>> BEGIN DATA SECTION

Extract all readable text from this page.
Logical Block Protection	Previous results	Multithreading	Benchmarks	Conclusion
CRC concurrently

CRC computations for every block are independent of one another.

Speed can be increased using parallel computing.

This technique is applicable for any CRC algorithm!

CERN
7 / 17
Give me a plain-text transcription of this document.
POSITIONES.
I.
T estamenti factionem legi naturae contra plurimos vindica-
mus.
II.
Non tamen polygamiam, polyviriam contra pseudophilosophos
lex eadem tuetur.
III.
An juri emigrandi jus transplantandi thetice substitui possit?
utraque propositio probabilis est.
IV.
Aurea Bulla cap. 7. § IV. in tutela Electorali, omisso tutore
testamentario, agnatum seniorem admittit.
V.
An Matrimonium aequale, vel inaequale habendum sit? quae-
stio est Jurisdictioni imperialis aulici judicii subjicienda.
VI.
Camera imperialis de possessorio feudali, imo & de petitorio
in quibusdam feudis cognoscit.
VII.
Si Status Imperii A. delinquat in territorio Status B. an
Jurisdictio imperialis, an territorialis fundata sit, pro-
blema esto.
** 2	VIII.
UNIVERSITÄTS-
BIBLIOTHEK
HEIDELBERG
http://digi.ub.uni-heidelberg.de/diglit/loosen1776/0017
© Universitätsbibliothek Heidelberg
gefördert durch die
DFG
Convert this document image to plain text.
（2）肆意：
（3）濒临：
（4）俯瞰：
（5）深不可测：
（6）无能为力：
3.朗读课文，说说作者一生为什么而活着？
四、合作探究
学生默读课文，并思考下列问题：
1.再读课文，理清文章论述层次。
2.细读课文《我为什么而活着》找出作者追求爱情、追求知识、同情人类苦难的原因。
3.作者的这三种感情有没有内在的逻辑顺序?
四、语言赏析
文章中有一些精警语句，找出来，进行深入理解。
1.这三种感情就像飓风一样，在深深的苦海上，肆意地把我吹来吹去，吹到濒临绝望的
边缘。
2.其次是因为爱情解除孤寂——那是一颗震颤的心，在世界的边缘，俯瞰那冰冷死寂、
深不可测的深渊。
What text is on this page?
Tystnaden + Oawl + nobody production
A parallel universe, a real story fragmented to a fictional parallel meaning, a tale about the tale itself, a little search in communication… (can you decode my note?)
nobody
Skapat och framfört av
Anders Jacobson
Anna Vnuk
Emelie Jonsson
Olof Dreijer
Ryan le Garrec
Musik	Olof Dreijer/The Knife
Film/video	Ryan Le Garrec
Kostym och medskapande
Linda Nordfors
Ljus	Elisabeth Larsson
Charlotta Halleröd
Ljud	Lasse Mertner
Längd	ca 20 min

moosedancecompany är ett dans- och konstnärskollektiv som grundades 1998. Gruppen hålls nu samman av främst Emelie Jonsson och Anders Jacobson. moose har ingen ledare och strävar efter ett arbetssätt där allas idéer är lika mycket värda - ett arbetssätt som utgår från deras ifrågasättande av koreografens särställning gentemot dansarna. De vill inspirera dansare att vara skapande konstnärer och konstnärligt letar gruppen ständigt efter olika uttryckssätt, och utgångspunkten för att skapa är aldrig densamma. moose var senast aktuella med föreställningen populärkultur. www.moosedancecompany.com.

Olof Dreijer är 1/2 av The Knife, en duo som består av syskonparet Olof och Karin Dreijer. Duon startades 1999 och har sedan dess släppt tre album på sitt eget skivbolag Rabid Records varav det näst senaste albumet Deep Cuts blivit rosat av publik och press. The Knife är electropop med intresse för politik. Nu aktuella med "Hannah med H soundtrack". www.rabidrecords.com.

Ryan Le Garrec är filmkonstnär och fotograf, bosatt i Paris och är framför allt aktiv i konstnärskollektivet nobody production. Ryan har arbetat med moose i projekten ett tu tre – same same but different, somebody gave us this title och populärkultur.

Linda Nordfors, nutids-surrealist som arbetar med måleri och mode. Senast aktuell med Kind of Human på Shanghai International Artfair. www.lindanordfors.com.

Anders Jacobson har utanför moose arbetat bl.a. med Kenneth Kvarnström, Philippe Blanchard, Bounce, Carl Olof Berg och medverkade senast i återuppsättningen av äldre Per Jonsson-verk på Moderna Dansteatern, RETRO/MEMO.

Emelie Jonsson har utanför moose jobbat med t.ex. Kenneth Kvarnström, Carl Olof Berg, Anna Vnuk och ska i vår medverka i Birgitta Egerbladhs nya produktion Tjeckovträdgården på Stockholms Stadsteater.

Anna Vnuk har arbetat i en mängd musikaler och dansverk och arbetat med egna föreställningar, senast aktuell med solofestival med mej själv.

>> END DATA SECTION

WHAT TO PRODUCE:
Transcribe the whole listing with nothing added or left out.

TASK RESULT:
Extract all readable text from this page.
Logical Block Protection	Previous results	Multithreading	Benchmarks	Conclusion
CRC concurrently

CRC computations for every block are independent of one another.

Speed can be increased using parallel computing.

This technique is applicable for any CRC algorithm!

CERN
7 / 17
Give me a plain-text transcription of this document.
POSITIONES.
I.
T estamenti factionem legi naturae contra plurimos vindica-
mus.
II.
Non tamen polygamiam, polyviriam contra pseudophilosophos
lex eadem tuetur.
III.
An juri emigrandi jus transplantandi thetice substitui possit?
utraque propositio probabilis est.
IV.
Aurea Bulla cap. 7. § IV. in tutela Electorali, omisso tutore
testamentario, agnatum seniorem admittit.
V.
An Matrimonium aequale, vel inaequale habendum sit? quae-
stio est Jurisdictioni imperialis aulici judicii subjicienda.
VI.
Camera imperialis de possessorio feudali, imo & de petitorio
in quibusdam feudis cognoscit.
VII.
Si Status Imperii A. delinquat in territorio Status B. an
Jurisdictio imperialis, an territorialis fundata sit, pro-
blema esto.
** 2	VIII.
UNIVERSITÄTS-
BIBLIOTHEK
HEIDELBERG
http://digi.ub.uni-heidelberg.de/diglit/loosen1776/0017
© Universitätsbibliothek Heidelberg
gefördert durch die
DFG
Convert this document image to plain text.
（2）肆意：
（3）濒临：
（4）俯瞰：
（5）深不可测：
（6）无能为力：
3.朗读课文，说说作者一生为什么而活着？
四、合作探究
学生默读课文，并思考下列问题：
1.再读课文，理清文章论述层次。
2.细读课文《我为什么而活着》找出作者追求爱情、追求知识、同情人类苦难的原因。
3.作者的这三种感情有没有内在的逻辑顺序?
四、语言赏析
文章中有一些精警语句，找出来，进行深入理解。
1.这三种感情就像飓风一样，在深深的苦海上，肆意地把我吹来吹去，吹到濒临绝望的
边缘。
2.其次是因为爱情解除孤寂——那是一颗震颤的心，在世界的边缘，俯瞰那冰冷死寂、
深不可测的深渊。
What text is on this page?
Tystnaden + Oawl + nobody production
A parallel universe, a real story fragmented to a fictional parallel meaning, a tale about the tale itself, a little search in communication… (can you decode my note?)
nobody
Skapat och framfört av
Anders Jacobson
Anna Vnuk
Emelie Jonsson
Olof Dreijer
Ryan le Garrec
Musik	Olof Dreijer/The Knife
Film/video	Ryan Le Garrec
Kostym och medskapande
Linda Nordfors
Ljus	Elisabeth Larsson
Charlotta Halleröd
Ljud	Lasse Mertner
Längd	ca 20 min

moosedancecompany är ett dans- och konstnärskollektiv som grundades 1998. Gruppen hålls nu samman av främst Emelie Jonsson och Anders Jacobson. moose har ingen ledare och strävar efter ett arbetssätt där allas idéer är lika mycket värda - ett arbetssätt som utgår från deras ifrågasättande av koreografens särställning gentemot dansarna. De vill inspirera dansare att vara skapande konstnärer och konstnärligt letar gruppen ständigt efter olika uttryckssätt, och utgångspunkten för att skapa är aldrig densamma. moose var senast aktuella med föreställningen populärkultur. www.moosedancecompany.com.

Olof Dreijer är 1/2 av The Knife, en duo som består av syskonparet Olof och Karin Dreijer. Duon startades 1999 och har sedan dess släppt tre album på sitt eget skivbolag Rabid Records varav det näst senaste albumet Deep Cuts blivit rosat av publik och press. The Knife är electropop med intresse för politik. Nu aktuella med "Hannah med H soundtrack". www.rabidrecords.com.

Ryan Le Garrec är filmkonstnär och fotograf, bosatt i Paris och är framför allt aktiv i konstnärskollektivet nobody production. Ryan har arbetat med moose i projekten ett tu tre – same same but different, somebody gave us this title och populärkultur.

Linda Nordfors, nutids-surrealist som arbetar med måleri och mode. Senast aktuell med Kind of Human på Shanghai International Artfair. www.lindanordfors.com.

Anders Jacobson har utanför moose arbetat bl.a. med Kenneth Kvarnström, Philippe Blanchard, Bounce, Carl Olof Berg och medverkade senast i återuppsättningen av äldre Per Jonsson-verk på Moderna Dansteatern, RETRO/MEMO.

Emelie Jonsson har utanför moose jobbat med t.ex. Kenneth Kvarnström, Carl Olof Berg, Anna Vnuk och ska i vår medverka i Birgitta Egerbladhs nya produktion Tjeckovträdgården på Stockholms Stadsteater.

Anna Vnuk har arbetat i en mängd musikaler och dansverk och arbetat med egna föreställningar, senast aktuell med solofestival med mej själv.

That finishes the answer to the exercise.